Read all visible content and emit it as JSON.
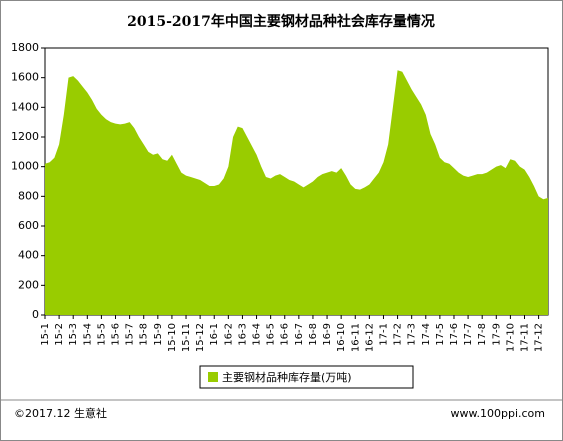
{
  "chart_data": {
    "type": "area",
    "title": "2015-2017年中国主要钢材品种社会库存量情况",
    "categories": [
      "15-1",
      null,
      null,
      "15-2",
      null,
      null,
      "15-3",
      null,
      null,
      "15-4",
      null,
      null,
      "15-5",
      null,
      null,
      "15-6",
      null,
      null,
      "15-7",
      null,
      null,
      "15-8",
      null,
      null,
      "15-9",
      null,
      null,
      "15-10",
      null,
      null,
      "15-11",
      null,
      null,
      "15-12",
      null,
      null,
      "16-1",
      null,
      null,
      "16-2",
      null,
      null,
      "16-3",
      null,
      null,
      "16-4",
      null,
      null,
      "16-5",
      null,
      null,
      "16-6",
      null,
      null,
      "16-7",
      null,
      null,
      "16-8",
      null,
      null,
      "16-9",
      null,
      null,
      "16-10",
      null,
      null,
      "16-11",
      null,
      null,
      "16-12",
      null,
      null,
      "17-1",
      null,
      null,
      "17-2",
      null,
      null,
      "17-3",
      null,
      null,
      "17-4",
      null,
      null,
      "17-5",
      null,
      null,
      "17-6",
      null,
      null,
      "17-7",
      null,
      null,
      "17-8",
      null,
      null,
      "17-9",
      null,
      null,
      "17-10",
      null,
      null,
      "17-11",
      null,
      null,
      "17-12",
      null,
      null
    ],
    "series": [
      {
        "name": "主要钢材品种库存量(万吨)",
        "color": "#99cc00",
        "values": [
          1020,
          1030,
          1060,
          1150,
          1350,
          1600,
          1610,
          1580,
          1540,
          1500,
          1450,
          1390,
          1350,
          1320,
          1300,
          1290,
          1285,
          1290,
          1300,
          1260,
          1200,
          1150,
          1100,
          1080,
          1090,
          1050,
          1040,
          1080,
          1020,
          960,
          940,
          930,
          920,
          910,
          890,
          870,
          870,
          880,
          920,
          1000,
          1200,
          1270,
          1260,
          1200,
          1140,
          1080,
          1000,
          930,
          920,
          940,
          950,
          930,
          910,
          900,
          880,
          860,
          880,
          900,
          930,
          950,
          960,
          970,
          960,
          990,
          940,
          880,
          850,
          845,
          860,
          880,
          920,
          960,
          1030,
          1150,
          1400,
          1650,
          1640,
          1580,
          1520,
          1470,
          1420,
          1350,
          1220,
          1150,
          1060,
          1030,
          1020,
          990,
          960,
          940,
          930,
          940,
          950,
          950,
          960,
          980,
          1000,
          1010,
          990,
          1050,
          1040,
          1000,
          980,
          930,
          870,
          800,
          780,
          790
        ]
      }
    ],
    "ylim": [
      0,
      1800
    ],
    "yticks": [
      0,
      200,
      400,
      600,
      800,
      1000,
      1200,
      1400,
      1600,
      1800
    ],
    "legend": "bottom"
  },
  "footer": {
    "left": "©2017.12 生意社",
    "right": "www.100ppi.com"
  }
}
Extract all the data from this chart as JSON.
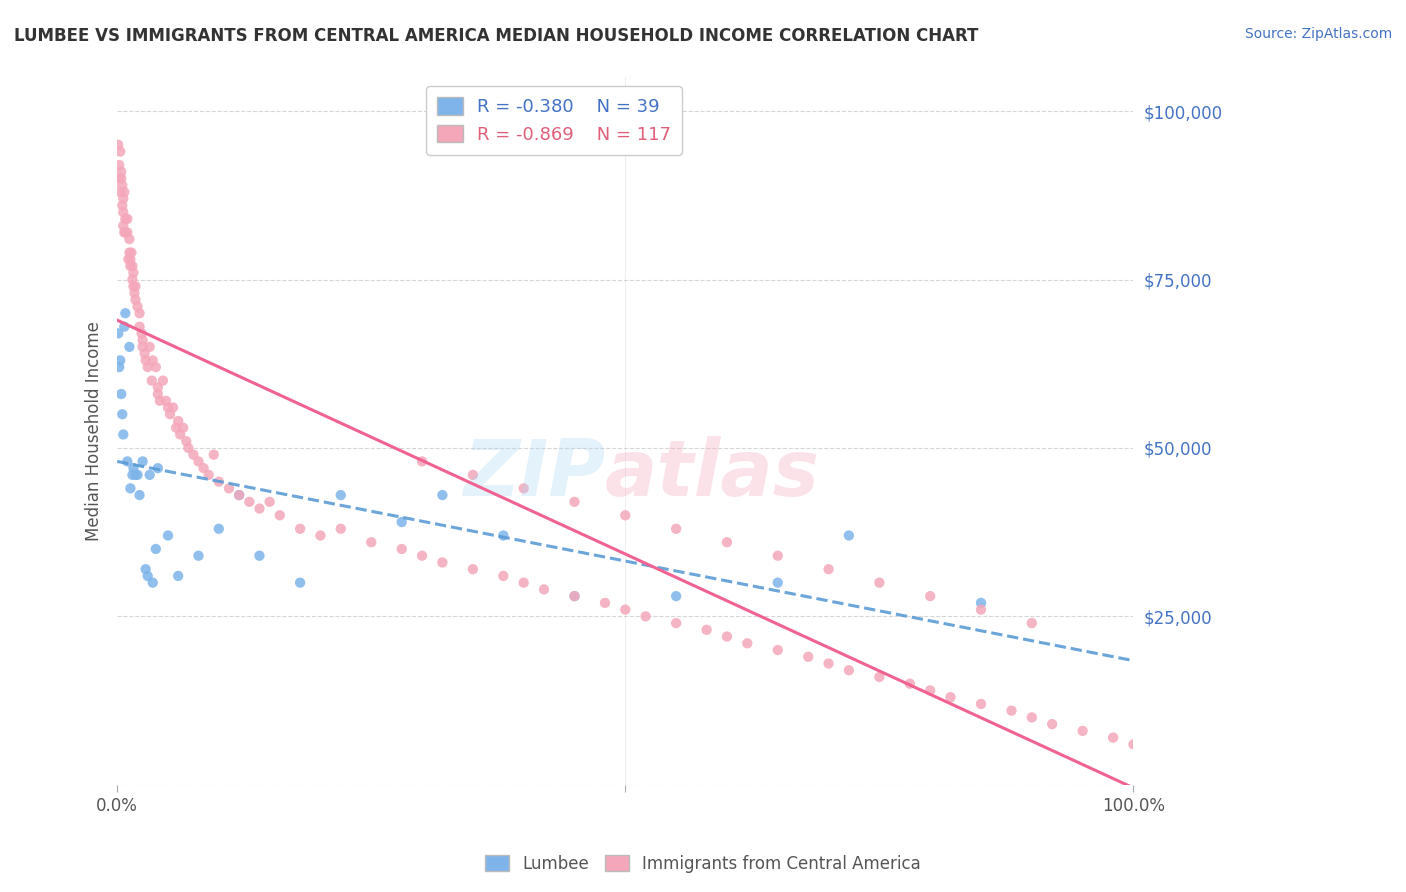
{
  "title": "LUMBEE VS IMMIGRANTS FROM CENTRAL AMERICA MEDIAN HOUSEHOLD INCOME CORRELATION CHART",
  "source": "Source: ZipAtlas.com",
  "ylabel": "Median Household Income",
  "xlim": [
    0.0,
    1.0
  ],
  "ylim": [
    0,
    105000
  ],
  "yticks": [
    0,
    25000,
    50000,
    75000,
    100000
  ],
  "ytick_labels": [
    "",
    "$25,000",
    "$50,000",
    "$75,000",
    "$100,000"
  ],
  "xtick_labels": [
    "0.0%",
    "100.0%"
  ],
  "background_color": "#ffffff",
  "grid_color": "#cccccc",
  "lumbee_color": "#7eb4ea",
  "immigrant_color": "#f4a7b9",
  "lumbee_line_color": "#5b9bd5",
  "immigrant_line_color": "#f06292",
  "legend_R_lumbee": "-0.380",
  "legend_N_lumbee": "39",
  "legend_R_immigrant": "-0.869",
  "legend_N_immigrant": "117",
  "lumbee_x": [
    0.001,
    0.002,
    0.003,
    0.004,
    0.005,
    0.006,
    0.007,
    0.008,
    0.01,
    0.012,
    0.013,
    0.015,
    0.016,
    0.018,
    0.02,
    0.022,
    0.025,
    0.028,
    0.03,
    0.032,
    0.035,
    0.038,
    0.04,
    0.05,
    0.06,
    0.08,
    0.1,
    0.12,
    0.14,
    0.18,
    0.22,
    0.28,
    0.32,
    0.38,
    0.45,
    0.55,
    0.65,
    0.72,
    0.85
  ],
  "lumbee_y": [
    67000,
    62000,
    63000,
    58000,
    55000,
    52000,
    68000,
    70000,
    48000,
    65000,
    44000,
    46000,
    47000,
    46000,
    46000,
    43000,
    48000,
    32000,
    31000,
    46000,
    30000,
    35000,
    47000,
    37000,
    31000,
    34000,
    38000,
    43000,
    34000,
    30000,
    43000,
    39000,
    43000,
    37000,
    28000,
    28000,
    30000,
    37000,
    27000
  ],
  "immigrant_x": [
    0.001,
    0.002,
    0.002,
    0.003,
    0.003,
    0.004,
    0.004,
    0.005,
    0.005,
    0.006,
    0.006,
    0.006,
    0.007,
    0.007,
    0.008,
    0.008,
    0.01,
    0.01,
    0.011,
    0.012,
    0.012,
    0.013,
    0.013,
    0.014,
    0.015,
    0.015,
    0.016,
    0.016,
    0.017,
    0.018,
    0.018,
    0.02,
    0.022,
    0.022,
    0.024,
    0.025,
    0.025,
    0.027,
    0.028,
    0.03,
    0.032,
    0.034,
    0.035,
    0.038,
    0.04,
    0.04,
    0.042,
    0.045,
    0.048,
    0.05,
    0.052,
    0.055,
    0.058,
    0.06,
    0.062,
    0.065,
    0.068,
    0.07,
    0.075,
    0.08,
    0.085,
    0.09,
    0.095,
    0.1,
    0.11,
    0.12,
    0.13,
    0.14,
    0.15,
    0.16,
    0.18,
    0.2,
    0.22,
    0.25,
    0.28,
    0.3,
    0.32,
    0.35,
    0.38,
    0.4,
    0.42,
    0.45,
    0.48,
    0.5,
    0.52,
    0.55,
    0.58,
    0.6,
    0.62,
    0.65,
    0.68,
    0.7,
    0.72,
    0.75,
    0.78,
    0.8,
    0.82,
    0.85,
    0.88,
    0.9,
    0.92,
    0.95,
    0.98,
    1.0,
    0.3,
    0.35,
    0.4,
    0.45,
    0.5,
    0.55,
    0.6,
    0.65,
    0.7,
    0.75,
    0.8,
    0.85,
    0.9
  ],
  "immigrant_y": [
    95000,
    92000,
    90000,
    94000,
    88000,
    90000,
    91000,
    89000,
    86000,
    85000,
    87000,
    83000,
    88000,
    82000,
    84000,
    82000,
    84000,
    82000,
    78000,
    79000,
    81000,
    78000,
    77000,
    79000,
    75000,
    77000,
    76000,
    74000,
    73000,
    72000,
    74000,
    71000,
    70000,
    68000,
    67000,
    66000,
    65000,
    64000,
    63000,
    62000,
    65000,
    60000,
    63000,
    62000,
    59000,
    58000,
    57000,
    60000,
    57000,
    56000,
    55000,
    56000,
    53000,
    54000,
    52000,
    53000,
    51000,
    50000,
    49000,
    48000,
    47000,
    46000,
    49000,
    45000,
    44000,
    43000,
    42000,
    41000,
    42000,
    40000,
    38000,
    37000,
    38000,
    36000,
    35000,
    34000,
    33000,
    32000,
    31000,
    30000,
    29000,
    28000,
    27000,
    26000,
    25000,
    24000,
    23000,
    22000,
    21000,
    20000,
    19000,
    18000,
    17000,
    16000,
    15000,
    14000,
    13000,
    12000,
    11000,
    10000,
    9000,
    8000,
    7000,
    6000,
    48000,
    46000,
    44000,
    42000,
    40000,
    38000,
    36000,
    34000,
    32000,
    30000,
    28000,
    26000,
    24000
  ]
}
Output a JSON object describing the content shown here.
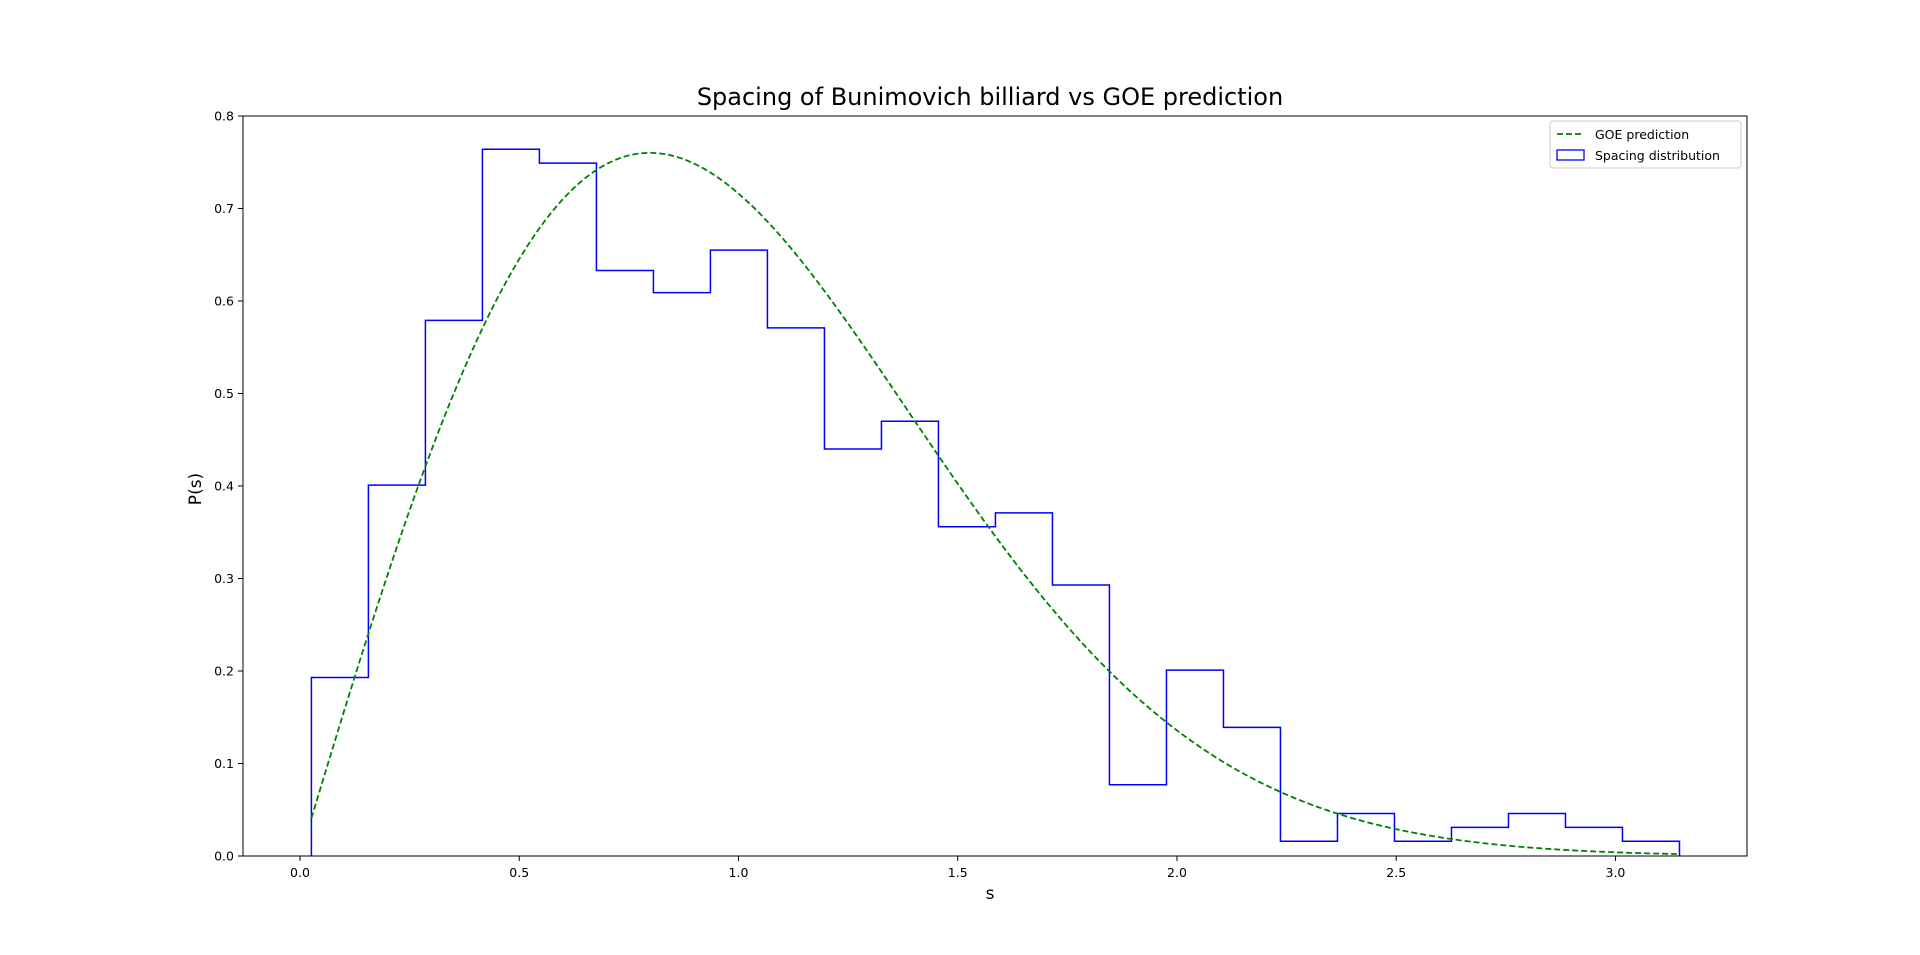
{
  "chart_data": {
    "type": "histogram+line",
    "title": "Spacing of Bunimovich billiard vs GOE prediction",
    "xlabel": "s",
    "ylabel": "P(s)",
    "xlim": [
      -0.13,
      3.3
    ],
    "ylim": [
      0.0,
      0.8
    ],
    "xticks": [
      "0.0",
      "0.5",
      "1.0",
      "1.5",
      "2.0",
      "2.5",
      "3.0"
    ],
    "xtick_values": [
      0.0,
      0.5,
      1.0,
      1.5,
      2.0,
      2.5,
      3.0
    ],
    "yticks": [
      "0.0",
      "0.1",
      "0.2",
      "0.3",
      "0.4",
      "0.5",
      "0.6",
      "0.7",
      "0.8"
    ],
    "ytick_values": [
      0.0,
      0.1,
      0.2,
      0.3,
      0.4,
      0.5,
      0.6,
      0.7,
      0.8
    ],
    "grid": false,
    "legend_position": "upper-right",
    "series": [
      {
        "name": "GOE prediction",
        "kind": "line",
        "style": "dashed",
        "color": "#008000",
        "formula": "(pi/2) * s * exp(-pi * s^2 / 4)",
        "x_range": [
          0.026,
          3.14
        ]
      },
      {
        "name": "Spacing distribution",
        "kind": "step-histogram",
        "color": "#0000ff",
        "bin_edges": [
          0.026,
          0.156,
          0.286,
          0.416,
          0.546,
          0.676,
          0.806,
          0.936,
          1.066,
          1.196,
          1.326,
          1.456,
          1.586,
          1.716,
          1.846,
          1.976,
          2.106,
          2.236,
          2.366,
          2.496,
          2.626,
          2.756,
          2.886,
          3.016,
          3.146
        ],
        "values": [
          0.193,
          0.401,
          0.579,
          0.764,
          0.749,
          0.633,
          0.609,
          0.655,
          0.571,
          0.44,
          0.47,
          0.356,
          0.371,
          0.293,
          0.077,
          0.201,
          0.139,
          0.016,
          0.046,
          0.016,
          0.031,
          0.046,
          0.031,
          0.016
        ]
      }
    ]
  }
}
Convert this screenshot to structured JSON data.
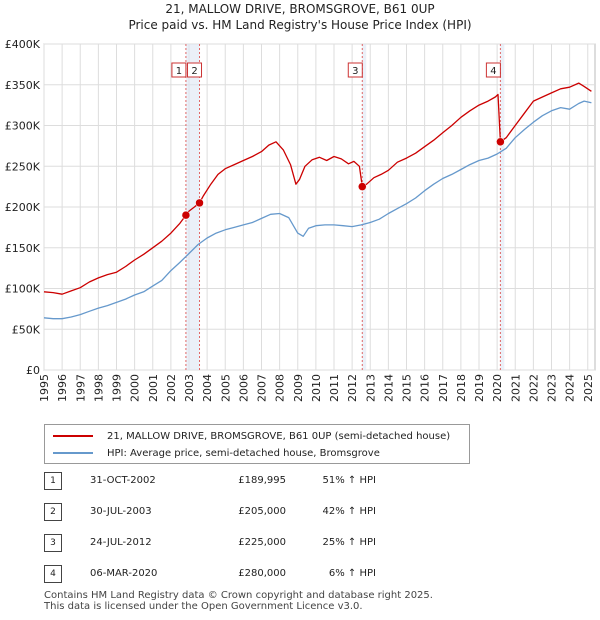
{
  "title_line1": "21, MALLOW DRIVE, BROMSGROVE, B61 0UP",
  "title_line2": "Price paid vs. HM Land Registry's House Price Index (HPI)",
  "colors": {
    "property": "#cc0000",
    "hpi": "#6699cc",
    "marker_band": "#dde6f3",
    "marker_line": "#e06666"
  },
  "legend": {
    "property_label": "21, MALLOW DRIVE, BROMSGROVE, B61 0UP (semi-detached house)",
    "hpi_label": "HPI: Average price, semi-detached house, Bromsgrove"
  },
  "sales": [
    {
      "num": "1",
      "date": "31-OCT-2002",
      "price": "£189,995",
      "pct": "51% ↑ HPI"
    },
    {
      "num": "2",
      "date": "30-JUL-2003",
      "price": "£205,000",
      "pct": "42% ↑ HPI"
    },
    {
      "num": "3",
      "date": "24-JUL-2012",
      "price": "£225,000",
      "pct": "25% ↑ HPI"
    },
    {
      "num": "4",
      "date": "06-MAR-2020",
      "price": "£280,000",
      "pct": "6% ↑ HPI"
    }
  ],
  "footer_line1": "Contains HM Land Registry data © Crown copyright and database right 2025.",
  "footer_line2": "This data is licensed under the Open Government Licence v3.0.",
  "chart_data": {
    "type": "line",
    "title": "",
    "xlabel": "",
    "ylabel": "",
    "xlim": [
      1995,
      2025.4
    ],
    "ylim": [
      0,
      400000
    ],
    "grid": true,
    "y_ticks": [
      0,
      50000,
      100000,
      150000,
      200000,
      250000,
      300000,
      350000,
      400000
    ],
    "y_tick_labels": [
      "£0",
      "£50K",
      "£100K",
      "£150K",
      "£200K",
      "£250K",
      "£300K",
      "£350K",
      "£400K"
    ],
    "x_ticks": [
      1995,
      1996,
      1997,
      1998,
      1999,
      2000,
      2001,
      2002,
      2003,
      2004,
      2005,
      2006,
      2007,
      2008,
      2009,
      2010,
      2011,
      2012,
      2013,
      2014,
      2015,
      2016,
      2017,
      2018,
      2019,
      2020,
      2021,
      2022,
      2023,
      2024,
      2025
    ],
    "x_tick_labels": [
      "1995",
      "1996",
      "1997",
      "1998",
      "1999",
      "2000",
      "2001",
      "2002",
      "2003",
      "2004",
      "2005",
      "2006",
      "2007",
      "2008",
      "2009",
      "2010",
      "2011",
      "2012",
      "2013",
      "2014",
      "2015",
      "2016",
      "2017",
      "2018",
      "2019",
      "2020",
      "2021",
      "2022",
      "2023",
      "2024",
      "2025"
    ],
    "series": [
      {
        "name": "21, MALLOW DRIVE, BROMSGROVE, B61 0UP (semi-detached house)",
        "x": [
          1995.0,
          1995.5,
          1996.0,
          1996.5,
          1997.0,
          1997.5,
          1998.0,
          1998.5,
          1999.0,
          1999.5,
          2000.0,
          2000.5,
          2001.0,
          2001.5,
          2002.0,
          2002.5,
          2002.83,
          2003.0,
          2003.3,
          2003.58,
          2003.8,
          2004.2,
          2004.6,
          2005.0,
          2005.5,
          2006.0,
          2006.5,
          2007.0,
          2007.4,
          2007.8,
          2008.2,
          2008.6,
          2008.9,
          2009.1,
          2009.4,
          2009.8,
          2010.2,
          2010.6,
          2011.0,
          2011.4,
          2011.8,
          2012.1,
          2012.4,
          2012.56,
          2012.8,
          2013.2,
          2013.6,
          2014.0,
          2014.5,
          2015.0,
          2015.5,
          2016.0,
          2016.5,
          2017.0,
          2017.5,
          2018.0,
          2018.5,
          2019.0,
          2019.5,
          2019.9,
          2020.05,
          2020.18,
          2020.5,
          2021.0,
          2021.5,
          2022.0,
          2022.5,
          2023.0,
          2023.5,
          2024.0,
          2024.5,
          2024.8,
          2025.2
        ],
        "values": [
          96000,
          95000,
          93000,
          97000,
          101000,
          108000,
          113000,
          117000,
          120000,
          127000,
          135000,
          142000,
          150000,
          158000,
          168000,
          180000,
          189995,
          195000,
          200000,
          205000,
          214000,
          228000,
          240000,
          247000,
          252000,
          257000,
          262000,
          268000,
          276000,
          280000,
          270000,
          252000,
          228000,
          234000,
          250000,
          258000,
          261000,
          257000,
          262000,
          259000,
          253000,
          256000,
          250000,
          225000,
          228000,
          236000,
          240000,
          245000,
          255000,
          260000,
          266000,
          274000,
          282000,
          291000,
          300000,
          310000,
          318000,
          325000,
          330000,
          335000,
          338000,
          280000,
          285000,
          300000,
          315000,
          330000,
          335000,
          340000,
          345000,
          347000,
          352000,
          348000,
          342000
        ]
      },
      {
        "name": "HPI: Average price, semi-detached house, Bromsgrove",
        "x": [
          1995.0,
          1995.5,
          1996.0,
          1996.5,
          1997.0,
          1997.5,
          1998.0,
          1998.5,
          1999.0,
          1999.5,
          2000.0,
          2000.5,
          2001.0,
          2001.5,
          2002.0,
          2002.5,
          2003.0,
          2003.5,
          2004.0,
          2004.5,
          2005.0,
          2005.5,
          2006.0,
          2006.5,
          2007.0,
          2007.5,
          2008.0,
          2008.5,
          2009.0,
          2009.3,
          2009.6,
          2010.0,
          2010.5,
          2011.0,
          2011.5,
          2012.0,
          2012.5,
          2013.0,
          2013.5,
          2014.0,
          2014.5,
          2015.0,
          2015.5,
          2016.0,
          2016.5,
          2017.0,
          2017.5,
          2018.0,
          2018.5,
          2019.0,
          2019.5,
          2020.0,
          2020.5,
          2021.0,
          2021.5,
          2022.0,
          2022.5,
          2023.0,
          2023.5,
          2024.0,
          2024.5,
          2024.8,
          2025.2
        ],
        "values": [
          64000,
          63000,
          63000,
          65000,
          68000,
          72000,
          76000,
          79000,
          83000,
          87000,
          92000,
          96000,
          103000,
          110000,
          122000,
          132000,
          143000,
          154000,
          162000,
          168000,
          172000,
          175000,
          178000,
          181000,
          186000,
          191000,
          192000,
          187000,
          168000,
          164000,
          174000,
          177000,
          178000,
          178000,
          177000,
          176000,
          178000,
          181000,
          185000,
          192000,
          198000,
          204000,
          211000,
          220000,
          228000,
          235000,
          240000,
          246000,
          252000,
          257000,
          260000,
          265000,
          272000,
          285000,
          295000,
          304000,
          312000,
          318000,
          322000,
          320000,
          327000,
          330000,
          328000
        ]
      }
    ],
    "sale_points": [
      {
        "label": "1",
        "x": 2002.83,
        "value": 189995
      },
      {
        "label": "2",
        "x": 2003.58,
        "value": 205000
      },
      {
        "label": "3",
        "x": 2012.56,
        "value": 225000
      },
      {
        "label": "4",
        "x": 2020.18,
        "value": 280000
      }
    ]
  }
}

────────────────

§ **WRITTEN PROBLEM**
Where a line above contains the string "Average", copy that line.

§ **PROBLEM SOLUTION**
    "hpi_label": "HPI: Average price, semi-detached house, Bromsgrove"
        "name": "HPI: Average price, semi-detached house, Bromsgrove",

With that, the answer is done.